Work required :: Would you transcribe all of the data exactly, down to the last character?

[Stored data]
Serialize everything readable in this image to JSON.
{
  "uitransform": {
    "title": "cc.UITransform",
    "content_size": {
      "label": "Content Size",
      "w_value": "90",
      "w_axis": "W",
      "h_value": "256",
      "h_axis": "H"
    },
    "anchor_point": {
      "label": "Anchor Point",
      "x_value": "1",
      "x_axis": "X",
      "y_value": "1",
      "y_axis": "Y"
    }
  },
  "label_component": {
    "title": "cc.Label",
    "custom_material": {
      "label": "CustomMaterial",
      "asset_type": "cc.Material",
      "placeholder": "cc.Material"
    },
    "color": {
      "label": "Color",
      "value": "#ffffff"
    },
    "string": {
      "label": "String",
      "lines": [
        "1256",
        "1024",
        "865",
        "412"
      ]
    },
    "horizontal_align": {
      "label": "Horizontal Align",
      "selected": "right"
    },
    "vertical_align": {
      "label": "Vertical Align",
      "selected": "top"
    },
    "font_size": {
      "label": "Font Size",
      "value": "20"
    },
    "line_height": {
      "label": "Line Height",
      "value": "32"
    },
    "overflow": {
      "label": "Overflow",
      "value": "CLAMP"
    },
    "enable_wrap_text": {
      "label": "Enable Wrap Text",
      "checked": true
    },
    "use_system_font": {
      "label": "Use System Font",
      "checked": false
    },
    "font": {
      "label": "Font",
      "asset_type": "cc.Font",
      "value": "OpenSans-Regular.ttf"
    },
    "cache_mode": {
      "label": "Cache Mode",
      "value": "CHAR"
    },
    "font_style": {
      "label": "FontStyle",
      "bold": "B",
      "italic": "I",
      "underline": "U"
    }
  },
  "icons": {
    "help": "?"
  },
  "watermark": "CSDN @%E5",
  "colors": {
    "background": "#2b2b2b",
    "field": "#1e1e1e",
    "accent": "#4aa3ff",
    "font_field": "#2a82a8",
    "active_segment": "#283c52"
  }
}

Answer to this exercise ::
Serialize everything readable in this image to JSON.
{
  "uitransform": {
    "title": "cc.UITransform",
    "content_size": {
      "label": "Content Size",
      "w_value": "90",
      "w_axis": "W",
      "h_value": "256",
      "h_axis": "H"
    },
    "anchor_point": {
      "label": "Anchor Point",
      "x_value": "1",
      "x_axis": "X",
      "y_value": "1",
      "y_axis": "Y"
    }
  },
  "label_component": {
    "title": "cc.Label",
    "custom_material": {
      "label": "CustomMaterial",
      "asset_type": "cc.Material",
      "placeholder": "cc.Material"
    },
    "color": {
      "label": "Color",
      "value": "#ffffff"
    },
    "string": {
      "label": "String",
      "lines": [
        "1256",
        "1024",
        "865",
        "412"
      ]
    },
    "horizontal_align": {
      "label": "Horizontal Align",
      "selected": "right"
    },
    "vertical_align": {
      "label": "Vertical Align",
      "selected": "top"
    },
    "font_size": {
      "label": "Font Size",
      "value": "20"
    },
    "line_height": {
      "label": "Line Height",
      "value": "32"
    },
    "overflow": {
      "label": "Overflow",
      "value": "CLAMP"
    },
    "enable_wrap_text": {
      "label": "Enable Wrap Text",
      "checked": true
    },
    "use_system_font": {
      "label": "Use System Font",
      "checked": false
    },
    "font": {
      "label": "Font",
      "asset_type": "cc.Font",
      "value": "OpenSans-Regular.ttf"
    },
    "cache_mode": {
      "label": "Cache Mode",
      "value": "CHAR"
    },
    "font_style": {
      "label": "FontStyle",
      "bold": "B",
      "italic": "I",
      "underline": "U"
    }
  },
  "icons": {
    "help": "?"
  },
  "watermark": "CSDN @%E5",
  "colors": {
    "background": "#2b2b2b",
    "field": "#1e1e1e",
    "accent": "#4aa3ff",
    "font_field": "#2a82a8",
    "active_segment": "#283c52"
  }
}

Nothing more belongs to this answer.